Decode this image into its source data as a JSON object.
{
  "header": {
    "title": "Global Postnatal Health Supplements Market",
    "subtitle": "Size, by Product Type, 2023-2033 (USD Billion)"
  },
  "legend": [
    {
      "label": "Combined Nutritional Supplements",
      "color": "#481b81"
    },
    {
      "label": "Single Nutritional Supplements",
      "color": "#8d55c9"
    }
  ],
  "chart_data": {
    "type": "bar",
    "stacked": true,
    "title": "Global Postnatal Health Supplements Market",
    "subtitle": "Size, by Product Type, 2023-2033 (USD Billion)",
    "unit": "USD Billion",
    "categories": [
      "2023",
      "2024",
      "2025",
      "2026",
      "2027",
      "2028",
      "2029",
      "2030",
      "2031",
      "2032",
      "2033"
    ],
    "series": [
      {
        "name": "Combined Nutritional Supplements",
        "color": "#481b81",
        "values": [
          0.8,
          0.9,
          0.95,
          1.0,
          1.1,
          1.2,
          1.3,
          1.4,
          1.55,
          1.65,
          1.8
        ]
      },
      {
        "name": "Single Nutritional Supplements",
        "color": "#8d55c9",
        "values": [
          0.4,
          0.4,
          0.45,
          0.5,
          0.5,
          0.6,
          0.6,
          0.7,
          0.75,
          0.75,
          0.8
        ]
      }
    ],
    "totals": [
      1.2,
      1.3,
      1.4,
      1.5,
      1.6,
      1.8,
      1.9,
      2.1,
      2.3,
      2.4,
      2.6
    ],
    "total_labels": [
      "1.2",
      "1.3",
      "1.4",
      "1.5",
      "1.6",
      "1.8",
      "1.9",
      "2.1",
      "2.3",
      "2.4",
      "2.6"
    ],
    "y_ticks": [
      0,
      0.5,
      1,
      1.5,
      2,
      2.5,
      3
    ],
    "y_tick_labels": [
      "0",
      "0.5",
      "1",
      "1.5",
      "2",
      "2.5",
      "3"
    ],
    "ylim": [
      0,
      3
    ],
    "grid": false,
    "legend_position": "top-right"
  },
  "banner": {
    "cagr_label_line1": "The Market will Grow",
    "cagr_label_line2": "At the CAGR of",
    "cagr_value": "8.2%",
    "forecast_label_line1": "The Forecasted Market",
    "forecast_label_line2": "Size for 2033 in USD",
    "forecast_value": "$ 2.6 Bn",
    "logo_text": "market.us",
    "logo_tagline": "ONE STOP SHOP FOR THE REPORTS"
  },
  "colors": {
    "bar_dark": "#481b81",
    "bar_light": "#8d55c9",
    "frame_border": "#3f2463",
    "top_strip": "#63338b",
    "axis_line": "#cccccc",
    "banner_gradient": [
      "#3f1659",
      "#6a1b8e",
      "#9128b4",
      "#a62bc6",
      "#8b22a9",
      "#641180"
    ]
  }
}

* Instructions to follow: The listing above should be transcribed in full, exactly as written.

* Final result:
Decode this image into its source data as a JSON object.
{
  "header": {
    "title": "Global Postnatal Health Supplements Market",
    "subtitle": "Size, by Product Type, 2023-2033 (USD Billion)"
  },
  "legend": [
    {
      "label": "Combined Nutritional Supplements",
      "color": "#481b81"
    },
    {
      "label": "Single Nutritional Supplements",
      "color": "#8d55c9"
    }
  ],
  "chart_data": {
    "type": "bar",
    "stacked": true,
    "title": "Global Postnatal Health Supplements Market",
    "subtitle": "Size, by Product Type, 2023-2033 (USD Billion)",
    "unit": "USD Billion",
    "categories": [
      "2023",
      "2024",
      "2025",
      "2026",
      "2027",
      "2028",
      "2029",
      "2030",
      "2031",
      "2032",
      "2033"
    ],
    "series": [
      {
        "name": "Combined Nutritional Supplements",
        "color": "#481b81",
        "values": [
          0.8,
          0.9,
          0.95,
          1.0,
          1.1,
          1.2,
          1.3,
          1.4,
          1.55,
          1.65,
          1.8
        ]
      },
      {
        "name": "Single Nutritional Supplements",
        "color": "#8d55c9",
        "values": [
          0.4,
          0.4,
          0.45,
          0.5,
          0.5,
          0.6,
          0.6,
          0.7,
          0.75,
          0.75,
          0.8
        ]
      }
    ],
    "totals": [
      1.2,
      1.3,
      1.4,
      1.5,
      1.6,
      1.8,
      1.9,
      2.1,
      2.3,
      2.4,
      2.6
    ],
    "total_labels": [
      "1.2",
      "1.3",
      "1.4",
      "1.5",
      "1.6",
      "1.8",
      "1.9",
      "2.1",
      "2.3",
      "2.4",
      "2.6"
    ],
    "y_ticks": [
      0,
      0.5,
      1,
      1.5,
      2,
      2.5,
      3
    ],
    "y_tick_labels": [
      "0",
      "0.5",
      "1",
      "1.5",
      "2",
      "2.5",
      "3"
    ],
    "ylim": [
      0,
      3
    ],
    "grid": false,
    "legend_position": "top-right"
  },
  "banner": {
    "cagr_label_line1": "The Market will Grow",
    "cagr_label_line2": "At the CAGR of",
    "cagr_value": "8.2%",
    "forecast_label_line1": "The Forecasted Market",
    "forecast_label_line2": "Size for 2033 in USD",
    "forecast_value": "$ 2.6 Bn",
    "logo_text": "market.us",
    "logo_tagline": "ONE STOP SHOP FOR THE REPORTS"
  },
  "colors": {
    "bar_dark": "#481b81",
    "bar_light": "#8d55c9",
    "frame_border": "#3f2463",
    "top_strip": "#63338b",
    "axis_line": "#cccccc",
    "banner_gradient": [
      "#3f1659",
      "#6a1b8e",
      "#9128b4",
      "#a62bc6",
      "#8b22a9",
      "#641180"
    ]
  }
}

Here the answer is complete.